Exercise goal >> In the entries, find all lines that hold the word "time" and copy them.

Records to use >>
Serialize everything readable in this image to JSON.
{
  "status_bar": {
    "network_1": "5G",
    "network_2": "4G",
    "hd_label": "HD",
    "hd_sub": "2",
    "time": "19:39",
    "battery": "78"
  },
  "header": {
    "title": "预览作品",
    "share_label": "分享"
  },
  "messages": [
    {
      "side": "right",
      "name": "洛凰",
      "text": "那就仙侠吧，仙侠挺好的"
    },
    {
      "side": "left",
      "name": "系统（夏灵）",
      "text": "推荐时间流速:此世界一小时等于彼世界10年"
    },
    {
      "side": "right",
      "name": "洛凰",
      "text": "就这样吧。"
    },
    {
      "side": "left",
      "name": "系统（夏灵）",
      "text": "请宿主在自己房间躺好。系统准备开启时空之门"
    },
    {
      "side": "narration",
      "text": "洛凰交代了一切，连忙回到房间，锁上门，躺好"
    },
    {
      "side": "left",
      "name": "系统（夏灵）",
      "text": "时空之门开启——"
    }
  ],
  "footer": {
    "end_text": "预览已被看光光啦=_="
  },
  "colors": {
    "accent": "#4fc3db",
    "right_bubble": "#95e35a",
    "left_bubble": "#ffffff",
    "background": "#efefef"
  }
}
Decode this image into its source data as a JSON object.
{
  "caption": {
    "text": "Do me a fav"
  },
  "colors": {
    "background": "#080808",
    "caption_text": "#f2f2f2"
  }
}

--

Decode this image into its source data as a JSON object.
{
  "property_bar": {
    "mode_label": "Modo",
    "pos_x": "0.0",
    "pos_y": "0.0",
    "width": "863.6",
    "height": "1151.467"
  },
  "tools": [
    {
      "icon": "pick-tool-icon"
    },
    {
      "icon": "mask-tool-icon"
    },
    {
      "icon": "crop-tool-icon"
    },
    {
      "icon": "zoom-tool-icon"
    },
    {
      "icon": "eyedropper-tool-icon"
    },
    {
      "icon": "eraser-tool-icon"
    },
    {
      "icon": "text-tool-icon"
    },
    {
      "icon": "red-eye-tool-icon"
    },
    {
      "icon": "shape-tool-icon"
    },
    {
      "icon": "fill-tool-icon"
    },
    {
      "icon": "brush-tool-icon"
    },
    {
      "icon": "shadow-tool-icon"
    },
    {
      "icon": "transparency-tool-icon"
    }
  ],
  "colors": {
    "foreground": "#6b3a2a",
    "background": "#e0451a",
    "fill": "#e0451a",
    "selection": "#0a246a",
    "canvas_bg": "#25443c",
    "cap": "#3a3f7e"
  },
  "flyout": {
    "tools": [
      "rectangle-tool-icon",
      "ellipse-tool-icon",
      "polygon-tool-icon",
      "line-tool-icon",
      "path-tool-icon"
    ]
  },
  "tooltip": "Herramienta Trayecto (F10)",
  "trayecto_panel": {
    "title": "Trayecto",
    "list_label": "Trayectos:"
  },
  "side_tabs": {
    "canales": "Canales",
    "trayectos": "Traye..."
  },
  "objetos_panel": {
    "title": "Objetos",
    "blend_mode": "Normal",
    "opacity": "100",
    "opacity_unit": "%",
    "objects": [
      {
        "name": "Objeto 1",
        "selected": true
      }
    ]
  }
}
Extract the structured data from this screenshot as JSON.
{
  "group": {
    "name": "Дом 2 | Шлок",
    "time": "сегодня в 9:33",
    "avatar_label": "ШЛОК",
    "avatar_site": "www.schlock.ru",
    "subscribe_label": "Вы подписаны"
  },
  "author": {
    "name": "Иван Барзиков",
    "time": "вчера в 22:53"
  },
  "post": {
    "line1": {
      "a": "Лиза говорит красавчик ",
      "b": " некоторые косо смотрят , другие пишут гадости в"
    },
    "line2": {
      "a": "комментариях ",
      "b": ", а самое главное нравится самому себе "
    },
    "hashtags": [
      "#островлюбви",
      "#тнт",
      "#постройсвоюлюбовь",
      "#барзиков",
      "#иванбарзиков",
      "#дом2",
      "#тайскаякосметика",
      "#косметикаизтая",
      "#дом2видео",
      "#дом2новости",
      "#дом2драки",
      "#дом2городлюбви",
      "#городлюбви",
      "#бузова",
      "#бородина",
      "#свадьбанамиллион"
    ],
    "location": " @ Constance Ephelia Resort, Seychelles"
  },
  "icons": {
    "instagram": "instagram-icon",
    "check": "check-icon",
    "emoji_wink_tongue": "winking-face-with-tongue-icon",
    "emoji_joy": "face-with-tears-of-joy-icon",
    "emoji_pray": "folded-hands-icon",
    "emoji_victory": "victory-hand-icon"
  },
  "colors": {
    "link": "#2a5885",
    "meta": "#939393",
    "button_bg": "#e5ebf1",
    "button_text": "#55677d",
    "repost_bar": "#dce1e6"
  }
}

...

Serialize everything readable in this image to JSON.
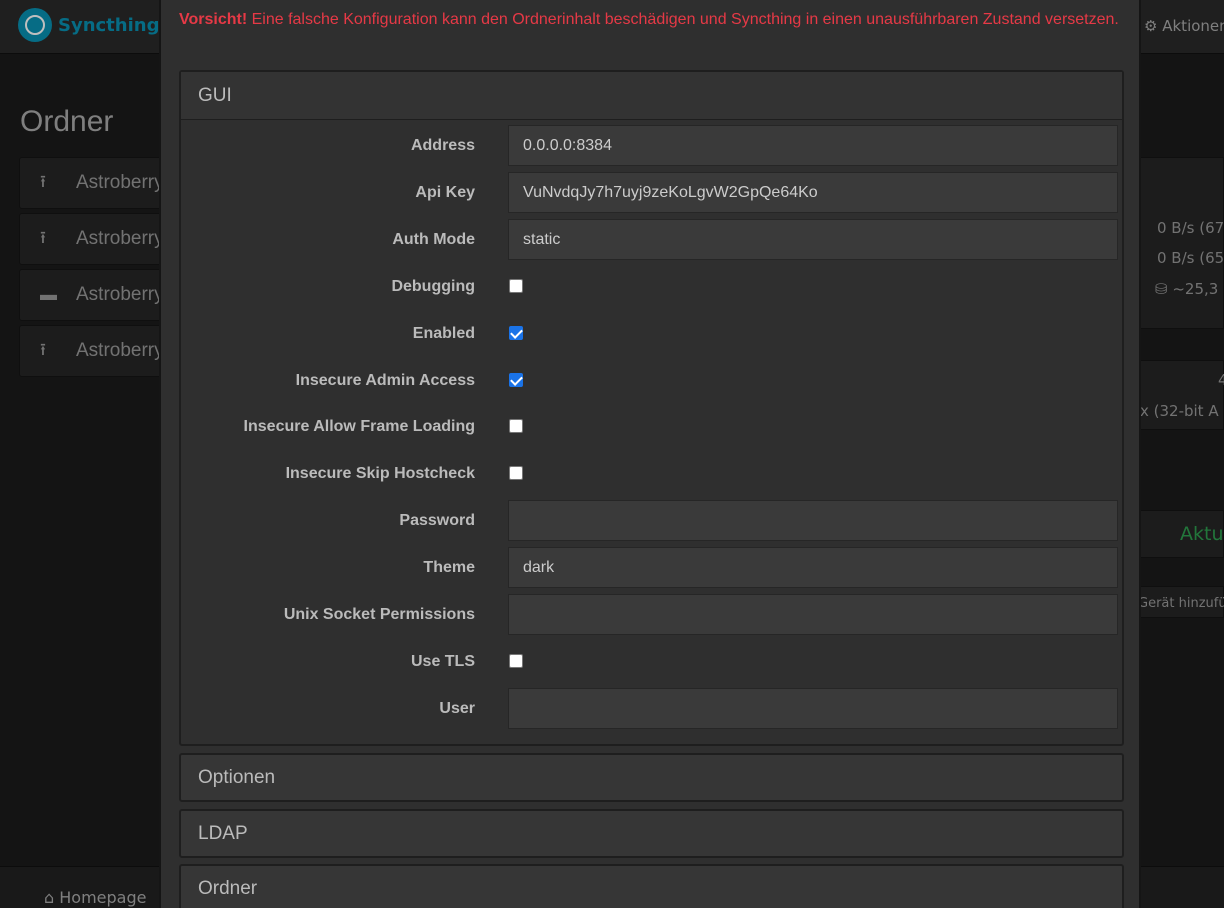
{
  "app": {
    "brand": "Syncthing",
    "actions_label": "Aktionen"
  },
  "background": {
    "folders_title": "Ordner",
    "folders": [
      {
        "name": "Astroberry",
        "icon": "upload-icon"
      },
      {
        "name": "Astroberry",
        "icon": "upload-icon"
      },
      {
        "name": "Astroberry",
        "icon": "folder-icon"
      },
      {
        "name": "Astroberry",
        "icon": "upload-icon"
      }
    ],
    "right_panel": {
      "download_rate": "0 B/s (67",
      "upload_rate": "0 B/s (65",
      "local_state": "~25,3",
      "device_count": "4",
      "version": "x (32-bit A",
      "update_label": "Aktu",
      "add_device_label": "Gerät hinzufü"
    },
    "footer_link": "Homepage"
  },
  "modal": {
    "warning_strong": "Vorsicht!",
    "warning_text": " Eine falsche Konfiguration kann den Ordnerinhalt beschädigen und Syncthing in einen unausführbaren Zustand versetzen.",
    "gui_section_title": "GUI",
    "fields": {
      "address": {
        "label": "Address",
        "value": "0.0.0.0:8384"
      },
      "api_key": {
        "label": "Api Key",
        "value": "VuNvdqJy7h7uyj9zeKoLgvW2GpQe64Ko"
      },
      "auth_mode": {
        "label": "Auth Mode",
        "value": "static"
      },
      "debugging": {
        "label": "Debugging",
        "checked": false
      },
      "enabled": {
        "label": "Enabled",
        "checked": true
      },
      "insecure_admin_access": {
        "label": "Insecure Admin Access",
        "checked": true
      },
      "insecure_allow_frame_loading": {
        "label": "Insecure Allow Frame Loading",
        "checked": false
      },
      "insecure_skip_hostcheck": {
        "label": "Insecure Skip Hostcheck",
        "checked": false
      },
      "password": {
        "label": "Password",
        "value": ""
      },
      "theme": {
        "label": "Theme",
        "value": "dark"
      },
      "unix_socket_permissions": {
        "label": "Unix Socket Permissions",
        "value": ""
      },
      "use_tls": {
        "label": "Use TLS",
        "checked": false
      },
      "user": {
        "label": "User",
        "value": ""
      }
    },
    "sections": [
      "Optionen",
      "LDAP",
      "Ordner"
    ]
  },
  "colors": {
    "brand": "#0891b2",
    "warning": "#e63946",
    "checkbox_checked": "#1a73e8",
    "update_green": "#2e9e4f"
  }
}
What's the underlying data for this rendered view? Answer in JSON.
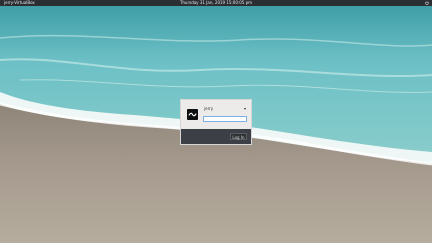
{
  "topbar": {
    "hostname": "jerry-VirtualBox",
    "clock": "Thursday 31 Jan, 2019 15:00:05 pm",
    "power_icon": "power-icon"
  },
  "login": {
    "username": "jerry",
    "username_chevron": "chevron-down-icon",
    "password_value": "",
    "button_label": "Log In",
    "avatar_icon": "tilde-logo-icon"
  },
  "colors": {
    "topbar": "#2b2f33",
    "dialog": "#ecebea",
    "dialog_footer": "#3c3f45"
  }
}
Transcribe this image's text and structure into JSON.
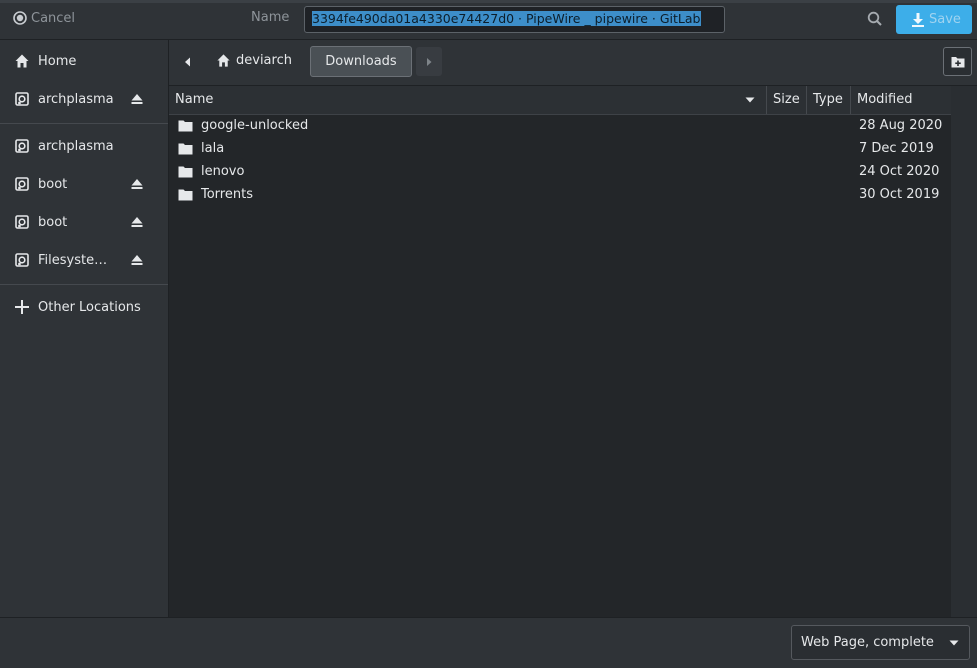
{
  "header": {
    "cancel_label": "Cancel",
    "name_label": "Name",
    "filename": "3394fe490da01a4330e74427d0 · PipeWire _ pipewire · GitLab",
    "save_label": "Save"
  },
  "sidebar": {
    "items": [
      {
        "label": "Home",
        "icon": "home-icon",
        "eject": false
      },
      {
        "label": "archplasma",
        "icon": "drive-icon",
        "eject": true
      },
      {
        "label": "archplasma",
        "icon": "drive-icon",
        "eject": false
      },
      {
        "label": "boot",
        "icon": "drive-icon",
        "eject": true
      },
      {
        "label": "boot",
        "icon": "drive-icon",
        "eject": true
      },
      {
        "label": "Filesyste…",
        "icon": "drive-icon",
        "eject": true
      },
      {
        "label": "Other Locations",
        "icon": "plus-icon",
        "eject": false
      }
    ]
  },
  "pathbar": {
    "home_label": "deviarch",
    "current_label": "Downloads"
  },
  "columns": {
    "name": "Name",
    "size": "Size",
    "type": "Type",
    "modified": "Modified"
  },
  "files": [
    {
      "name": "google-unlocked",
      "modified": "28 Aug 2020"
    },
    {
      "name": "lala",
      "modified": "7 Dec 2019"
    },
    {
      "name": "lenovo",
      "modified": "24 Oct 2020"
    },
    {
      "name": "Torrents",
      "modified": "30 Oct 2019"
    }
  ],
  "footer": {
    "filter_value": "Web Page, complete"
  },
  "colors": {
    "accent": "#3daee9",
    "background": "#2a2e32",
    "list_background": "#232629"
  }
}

Exercise output >>
    "time": "19:39",
    "time": "сегодня в 9:33",
    "time": "вчера в 22:53"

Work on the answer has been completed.